» STATED EXERCISE: Tally the lines holding the string "screenshot" and reply with that number alone.

» TASK INPUT:

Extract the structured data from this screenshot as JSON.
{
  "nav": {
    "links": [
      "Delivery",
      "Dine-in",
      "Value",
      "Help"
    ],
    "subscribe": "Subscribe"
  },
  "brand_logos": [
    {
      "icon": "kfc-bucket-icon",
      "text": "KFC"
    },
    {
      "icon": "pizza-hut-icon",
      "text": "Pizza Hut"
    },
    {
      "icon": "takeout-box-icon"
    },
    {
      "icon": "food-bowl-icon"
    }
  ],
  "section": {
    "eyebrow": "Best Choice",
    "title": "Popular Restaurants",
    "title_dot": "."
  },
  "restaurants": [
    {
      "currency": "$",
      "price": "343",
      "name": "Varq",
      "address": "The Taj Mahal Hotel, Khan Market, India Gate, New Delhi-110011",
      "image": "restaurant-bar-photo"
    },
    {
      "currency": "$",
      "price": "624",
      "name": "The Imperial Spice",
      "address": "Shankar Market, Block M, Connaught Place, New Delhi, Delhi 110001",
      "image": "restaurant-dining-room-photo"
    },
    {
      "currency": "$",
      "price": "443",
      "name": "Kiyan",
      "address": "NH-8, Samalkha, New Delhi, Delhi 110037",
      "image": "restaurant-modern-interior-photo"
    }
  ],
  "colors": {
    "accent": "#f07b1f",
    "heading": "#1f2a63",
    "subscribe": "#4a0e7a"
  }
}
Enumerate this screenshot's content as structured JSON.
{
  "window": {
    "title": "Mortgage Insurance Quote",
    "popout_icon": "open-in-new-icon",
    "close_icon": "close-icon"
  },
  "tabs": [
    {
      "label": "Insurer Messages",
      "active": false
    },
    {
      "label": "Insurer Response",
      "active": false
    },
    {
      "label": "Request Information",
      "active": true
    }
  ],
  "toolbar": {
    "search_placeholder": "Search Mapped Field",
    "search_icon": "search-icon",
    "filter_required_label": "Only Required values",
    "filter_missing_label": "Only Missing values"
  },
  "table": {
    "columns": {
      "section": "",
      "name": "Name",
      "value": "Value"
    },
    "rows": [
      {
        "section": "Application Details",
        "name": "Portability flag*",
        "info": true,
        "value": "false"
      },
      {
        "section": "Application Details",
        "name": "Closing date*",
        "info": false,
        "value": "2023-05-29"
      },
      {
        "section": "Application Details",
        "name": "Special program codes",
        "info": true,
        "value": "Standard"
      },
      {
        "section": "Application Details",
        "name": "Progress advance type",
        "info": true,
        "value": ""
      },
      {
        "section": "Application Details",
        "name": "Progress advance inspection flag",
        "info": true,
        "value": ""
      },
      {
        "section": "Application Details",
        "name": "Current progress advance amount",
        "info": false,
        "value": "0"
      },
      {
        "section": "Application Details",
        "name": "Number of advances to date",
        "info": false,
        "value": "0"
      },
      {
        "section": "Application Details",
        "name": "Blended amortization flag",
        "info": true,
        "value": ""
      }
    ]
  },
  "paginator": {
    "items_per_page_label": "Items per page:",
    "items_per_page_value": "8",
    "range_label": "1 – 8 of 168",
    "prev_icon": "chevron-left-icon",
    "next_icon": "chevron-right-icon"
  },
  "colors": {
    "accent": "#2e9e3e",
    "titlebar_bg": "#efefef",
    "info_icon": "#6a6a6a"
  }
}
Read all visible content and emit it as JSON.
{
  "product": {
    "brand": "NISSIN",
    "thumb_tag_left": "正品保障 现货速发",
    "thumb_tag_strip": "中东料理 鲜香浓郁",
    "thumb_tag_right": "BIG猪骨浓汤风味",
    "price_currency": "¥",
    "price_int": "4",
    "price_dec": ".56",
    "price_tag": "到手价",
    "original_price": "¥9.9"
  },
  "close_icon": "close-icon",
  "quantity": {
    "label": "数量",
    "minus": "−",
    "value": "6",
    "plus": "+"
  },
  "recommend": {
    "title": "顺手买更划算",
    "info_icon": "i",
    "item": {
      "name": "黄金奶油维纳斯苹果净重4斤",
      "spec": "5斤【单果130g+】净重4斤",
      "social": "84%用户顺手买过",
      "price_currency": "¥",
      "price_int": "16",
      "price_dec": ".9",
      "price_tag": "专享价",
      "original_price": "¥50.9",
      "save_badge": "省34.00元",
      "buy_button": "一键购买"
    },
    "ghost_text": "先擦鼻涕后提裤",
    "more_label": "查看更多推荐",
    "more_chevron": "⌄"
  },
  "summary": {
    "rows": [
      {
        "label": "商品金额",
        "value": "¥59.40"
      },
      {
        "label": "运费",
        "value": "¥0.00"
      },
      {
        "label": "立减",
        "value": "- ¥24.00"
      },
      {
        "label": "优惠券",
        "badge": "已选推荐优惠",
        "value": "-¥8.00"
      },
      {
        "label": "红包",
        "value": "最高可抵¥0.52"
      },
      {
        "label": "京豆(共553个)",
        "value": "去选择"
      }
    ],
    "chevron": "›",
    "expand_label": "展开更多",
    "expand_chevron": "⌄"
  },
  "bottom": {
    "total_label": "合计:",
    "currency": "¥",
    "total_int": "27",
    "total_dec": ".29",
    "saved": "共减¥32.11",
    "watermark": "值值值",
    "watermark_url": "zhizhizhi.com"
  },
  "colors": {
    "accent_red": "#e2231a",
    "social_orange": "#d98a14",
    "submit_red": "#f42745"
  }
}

» SOLUTION BELOW: 2